**To be done:**
Which lines hold the word "аренды"? Copy each one.

BEGIN

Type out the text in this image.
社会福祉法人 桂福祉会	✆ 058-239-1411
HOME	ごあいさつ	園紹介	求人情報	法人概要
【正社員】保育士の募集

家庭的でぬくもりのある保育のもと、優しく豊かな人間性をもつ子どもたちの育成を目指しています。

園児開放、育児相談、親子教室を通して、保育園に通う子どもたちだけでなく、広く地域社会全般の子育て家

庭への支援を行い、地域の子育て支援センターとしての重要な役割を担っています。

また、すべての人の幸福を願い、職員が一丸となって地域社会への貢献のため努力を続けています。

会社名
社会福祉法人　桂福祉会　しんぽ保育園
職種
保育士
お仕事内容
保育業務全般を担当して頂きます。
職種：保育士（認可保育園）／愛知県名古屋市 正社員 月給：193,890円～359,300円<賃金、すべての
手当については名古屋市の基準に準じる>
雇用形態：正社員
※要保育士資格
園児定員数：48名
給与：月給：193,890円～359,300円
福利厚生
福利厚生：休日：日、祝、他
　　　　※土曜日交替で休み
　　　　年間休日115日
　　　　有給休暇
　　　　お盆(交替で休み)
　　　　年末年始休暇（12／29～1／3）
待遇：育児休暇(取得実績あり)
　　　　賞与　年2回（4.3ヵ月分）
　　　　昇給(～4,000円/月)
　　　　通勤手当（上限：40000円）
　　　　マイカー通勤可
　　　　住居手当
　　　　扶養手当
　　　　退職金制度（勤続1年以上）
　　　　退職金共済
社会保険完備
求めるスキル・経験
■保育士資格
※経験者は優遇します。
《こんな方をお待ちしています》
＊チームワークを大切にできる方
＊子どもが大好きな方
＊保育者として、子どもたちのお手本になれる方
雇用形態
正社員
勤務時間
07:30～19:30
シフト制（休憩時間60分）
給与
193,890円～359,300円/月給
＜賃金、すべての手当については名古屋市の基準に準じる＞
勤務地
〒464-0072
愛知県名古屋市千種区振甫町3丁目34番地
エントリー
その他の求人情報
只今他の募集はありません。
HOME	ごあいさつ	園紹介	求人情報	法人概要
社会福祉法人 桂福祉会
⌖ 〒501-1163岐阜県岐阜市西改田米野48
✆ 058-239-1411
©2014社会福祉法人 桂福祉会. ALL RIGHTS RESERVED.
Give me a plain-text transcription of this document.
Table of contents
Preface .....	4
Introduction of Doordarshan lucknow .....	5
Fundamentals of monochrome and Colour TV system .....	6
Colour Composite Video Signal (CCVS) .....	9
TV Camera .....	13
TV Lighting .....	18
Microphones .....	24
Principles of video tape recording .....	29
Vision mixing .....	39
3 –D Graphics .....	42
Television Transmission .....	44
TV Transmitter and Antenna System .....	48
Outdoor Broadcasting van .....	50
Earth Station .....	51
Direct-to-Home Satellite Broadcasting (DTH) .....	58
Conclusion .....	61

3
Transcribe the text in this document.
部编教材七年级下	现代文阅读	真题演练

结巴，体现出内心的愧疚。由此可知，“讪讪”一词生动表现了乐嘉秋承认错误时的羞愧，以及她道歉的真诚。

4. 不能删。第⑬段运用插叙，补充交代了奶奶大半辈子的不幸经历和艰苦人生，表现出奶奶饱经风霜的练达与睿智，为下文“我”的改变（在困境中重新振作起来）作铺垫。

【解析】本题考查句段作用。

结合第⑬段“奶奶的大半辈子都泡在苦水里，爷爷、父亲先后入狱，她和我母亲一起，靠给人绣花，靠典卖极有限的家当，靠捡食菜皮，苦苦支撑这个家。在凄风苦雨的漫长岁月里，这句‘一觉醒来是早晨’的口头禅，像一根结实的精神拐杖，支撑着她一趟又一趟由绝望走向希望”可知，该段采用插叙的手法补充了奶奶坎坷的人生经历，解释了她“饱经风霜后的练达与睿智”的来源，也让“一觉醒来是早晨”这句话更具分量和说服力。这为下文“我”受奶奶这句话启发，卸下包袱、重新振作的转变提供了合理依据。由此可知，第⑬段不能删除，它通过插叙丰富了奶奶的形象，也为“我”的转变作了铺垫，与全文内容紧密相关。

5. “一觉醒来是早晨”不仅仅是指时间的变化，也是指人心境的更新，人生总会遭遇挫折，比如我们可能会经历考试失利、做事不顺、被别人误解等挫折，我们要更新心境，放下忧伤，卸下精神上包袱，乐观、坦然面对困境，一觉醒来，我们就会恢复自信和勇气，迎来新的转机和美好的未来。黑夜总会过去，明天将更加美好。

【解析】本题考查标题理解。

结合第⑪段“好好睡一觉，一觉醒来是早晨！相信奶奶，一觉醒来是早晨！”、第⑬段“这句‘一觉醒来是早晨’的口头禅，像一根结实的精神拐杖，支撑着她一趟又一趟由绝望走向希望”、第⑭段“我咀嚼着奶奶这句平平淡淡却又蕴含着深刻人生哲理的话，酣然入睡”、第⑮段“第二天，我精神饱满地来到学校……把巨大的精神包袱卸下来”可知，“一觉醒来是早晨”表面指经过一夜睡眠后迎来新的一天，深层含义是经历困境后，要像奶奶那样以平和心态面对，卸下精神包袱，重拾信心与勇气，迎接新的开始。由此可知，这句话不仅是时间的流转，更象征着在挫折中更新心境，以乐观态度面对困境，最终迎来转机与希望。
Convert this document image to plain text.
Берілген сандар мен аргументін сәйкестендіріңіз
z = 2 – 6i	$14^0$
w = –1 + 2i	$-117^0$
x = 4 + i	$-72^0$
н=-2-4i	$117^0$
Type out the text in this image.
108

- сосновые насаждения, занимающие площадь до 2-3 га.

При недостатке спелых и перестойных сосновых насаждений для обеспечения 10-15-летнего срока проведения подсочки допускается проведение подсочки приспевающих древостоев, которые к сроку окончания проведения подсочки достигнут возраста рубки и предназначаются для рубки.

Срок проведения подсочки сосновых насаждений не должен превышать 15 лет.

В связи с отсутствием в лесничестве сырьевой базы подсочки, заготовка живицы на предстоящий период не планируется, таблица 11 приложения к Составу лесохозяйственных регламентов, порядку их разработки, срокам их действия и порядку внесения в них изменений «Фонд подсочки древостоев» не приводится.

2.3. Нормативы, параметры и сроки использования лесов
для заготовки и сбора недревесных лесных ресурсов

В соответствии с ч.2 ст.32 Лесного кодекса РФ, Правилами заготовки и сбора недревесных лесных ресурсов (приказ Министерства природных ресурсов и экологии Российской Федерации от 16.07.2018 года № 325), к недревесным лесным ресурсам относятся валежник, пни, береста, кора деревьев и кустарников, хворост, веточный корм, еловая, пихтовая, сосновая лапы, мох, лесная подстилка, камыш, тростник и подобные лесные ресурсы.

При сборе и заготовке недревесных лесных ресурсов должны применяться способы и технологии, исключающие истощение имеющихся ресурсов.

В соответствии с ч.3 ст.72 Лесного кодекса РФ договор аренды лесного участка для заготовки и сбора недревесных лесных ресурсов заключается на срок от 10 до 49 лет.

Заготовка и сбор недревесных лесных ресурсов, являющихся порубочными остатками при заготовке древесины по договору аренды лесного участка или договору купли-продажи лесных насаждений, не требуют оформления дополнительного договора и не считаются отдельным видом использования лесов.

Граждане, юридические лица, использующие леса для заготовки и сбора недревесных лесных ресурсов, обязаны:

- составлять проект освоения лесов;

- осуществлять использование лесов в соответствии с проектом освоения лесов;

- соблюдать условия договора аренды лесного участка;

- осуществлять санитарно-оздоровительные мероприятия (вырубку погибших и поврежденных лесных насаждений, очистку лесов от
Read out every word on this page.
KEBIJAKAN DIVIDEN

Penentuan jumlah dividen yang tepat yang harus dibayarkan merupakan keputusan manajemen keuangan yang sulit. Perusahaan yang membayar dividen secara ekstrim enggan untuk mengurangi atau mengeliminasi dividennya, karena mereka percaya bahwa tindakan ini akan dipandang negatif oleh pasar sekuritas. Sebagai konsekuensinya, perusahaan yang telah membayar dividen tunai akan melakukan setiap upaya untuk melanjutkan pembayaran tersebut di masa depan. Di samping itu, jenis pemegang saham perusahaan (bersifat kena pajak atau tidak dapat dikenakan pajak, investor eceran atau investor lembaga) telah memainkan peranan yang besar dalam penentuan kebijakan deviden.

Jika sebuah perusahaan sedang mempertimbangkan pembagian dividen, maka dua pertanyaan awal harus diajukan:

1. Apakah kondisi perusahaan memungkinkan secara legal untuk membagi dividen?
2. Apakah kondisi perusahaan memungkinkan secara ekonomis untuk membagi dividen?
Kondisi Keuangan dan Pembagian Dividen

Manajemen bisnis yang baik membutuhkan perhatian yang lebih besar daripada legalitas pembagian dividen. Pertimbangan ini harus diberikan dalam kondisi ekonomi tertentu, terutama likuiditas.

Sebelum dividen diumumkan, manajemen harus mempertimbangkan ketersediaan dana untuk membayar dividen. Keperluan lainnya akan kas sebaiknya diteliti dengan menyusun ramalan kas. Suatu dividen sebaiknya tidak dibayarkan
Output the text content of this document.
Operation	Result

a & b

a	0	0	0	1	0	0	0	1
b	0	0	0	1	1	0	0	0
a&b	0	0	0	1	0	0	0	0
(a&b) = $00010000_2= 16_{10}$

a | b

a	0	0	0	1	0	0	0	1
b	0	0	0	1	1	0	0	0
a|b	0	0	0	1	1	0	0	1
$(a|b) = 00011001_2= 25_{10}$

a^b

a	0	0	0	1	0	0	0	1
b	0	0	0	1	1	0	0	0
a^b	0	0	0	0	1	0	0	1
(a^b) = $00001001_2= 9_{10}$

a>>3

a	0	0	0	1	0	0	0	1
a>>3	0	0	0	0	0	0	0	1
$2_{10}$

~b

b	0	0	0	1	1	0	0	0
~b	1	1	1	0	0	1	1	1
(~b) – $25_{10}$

END

**Reply to the task:**
В соответствии с ч.3 ст.72 Лесного кодекса РФ договор аренды лесного участка для заготовки и сбора недревесных лесных ресурсов заключается на срок от 10 до 49 лет.
Заготовка и сбор недревесных лесных ресурсов, являющихся порубочными остатками при заготовке древесины по договору аренды лесного участка или договору купли-продажи лесных насаждений, не требуют оформления дополнительного договора и не считаются отдельным видом использования лесов.
- соблюдать условия договора аренды лесного участка;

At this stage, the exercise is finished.